YOUR GOAL:
Among the following entries, count the lines that contain "tổng" and report only the result.

Data excerpts
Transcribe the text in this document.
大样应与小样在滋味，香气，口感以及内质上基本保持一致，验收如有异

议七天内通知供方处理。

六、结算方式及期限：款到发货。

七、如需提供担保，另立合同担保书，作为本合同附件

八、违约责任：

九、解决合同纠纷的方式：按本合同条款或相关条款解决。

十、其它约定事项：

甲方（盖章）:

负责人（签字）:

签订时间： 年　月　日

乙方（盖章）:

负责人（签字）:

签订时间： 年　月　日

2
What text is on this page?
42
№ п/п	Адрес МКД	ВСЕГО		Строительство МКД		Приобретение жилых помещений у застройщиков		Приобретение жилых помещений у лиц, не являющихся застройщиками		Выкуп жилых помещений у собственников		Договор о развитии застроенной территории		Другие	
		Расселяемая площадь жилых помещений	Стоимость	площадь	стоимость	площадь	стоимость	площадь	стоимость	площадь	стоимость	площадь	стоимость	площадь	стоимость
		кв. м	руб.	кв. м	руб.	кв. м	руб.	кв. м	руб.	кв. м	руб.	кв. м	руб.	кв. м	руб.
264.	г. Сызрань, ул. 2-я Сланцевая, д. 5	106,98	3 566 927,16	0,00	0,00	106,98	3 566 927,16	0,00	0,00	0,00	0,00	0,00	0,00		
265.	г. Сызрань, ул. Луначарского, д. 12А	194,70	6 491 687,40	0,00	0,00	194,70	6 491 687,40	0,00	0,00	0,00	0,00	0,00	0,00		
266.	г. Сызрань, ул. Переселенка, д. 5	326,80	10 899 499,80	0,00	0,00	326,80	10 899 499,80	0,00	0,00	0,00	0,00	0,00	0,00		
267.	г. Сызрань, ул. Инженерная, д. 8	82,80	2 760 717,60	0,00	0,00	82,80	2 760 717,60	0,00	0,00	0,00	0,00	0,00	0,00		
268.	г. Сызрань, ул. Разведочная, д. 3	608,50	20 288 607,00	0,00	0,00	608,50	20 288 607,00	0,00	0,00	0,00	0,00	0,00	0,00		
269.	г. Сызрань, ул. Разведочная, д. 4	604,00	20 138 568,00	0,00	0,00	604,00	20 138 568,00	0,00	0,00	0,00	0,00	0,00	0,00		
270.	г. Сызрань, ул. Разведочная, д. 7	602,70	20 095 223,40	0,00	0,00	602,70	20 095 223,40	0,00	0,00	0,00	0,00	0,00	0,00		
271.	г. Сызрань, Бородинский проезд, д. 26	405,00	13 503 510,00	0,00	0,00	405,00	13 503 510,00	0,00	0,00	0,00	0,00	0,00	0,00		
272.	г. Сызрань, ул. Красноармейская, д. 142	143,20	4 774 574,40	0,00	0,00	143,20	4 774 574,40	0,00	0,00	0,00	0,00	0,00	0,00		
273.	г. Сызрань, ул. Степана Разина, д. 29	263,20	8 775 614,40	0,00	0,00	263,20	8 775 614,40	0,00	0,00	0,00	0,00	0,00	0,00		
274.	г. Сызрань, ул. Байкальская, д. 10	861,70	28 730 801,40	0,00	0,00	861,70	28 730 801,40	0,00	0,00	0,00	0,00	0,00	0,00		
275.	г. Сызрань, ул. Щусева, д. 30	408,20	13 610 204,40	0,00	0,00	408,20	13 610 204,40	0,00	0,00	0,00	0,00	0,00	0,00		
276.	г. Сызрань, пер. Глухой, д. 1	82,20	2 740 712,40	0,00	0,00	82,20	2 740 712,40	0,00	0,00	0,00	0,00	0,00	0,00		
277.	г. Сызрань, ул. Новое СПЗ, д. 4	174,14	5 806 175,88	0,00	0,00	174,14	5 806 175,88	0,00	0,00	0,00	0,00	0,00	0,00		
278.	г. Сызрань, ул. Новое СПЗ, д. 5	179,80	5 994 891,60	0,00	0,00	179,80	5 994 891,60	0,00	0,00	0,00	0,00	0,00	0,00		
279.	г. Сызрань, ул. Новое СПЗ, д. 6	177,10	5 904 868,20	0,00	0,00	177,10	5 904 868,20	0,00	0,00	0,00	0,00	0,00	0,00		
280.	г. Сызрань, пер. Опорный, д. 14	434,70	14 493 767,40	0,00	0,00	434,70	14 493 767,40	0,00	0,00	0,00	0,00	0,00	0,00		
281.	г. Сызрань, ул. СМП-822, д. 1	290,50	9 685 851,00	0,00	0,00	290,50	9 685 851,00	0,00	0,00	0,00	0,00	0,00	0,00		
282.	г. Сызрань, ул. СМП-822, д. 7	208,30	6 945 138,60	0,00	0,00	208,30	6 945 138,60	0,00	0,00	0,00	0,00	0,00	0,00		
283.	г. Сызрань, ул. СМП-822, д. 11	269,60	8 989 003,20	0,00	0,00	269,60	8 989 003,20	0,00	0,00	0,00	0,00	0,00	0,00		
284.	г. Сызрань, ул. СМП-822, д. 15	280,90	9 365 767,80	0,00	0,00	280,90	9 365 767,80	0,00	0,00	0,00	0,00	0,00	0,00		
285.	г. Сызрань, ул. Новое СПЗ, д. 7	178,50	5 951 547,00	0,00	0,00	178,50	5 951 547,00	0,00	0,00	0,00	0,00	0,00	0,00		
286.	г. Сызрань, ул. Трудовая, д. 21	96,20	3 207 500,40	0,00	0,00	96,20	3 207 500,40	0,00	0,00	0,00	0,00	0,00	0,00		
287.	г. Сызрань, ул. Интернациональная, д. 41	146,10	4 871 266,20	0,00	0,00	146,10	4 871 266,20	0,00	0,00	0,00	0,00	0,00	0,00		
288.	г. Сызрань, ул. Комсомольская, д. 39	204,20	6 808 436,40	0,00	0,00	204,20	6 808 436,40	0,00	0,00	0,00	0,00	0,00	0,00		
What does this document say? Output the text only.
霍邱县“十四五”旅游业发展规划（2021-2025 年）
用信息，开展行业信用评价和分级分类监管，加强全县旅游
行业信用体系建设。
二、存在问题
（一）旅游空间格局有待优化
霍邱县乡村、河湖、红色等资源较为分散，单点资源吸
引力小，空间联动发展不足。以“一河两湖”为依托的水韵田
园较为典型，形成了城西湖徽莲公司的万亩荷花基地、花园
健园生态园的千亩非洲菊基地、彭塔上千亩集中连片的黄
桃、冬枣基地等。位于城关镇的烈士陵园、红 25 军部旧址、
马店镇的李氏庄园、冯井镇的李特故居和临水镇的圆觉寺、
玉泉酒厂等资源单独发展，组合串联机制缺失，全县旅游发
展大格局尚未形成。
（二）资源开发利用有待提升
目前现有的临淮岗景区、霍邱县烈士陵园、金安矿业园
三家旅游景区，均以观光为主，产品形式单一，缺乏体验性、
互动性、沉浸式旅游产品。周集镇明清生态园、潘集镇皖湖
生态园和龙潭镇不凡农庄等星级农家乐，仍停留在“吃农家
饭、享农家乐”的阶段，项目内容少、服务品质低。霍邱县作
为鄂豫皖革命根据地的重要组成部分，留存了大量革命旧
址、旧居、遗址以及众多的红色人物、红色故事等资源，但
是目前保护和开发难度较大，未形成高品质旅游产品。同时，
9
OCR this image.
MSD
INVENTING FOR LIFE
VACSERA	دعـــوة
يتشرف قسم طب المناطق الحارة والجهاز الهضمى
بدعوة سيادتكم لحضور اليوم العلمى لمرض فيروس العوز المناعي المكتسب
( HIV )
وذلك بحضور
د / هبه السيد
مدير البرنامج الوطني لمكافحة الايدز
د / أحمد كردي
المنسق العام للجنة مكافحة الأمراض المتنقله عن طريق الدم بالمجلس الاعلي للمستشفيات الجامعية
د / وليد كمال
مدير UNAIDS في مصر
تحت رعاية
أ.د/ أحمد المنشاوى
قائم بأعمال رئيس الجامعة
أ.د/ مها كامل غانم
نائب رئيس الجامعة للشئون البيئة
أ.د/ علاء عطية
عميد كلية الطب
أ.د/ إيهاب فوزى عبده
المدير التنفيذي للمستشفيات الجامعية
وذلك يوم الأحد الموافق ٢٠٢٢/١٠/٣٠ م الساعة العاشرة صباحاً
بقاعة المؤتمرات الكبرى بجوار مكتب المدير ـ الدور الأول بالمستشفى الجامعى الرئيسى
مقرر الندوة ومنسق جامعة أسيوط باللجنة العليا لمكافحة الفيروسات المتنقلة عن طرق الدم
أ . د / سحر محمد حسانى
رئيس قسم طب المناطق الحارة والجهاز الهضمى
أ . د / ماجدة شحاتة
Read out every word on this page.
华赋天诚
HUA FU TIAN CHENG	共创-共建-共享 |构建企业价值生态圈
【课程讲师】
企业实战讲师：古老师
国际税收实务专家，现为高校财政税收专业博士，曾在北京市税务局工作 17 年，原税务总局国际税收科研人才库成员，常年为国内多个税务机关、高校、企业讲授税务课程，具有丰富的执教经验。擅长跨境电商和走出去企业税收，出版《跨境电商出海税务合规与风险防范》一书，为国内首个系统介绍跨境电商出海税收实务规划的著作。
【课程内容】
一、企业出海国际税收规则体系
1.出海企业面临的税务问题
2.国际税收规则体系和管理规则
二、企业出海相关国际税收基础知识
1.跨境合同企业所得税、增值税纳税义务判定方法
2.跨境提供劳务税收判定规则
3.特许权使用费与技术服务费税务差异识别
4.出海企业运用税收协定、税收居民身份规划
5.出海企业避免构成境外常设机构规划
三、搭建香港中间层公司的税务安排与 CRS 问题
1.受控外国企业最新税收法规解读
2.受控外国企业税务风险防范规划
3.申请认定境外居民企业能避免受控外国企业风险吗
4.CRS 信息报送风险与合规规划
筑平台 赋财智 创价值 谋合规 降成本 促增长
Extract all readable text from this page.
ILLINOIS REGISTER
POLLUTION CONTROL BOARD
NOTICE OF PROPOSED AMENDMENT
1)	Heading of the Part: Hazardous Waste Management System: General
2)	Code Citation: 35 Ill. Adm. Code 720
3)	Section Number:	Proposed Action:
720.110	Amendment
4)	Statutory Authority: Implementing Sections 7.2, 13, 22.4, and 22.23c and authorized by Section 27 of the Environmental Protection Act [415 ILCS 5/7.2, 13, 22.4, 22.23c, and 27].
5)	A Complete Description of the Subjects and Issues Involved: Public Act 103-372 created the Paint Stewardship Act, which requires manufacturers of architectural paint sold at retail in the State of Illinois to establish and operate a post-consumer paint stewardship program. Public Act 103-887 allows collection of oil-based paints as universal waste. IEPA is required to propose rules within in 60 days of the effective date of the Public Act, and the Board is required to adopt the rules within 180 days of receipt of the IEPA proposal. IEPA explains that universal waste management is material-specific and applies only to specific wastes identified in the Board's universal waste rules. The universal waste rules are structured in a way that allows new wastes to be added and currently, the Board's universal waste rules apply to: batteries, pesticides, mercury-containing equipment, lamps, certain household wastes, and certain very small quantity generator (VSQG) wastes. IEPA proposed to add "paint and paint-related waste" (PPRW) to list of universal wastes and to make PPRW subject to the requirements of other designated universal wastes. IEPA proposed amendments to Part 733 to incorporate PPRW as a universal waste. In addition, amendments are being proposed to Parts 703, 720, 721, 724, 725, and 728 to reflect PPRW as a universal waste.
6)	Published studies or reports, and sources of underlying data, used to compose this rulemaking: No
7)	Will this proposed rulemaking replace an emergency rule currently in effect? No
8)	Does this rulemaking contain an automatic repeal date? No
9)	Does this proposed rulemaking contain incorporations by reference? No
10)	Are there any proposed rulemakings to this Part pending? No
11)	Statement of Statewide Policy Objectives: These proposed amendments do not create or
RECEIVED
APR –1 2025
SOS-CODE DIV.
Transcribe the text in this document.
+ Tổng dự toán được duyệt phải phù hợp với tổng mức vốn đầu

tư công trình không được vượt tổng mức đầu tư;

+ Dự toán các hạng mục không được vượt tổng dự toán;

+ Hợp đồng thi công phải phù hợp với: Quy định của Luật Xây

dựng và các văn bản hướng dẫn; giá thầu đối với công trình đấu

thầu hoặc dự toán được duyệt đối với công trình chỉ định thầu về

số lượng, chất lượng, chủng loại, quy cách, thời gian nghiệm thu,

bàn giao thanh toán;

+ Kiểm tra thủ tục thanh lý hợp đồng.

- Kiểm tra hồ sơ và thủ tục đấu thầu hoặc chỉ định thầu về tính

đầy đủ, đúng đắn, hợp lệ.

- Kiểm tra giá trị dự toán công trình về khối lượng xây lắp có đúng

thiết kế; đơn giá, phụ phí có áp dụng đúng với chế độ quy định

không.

SOLUTION:
3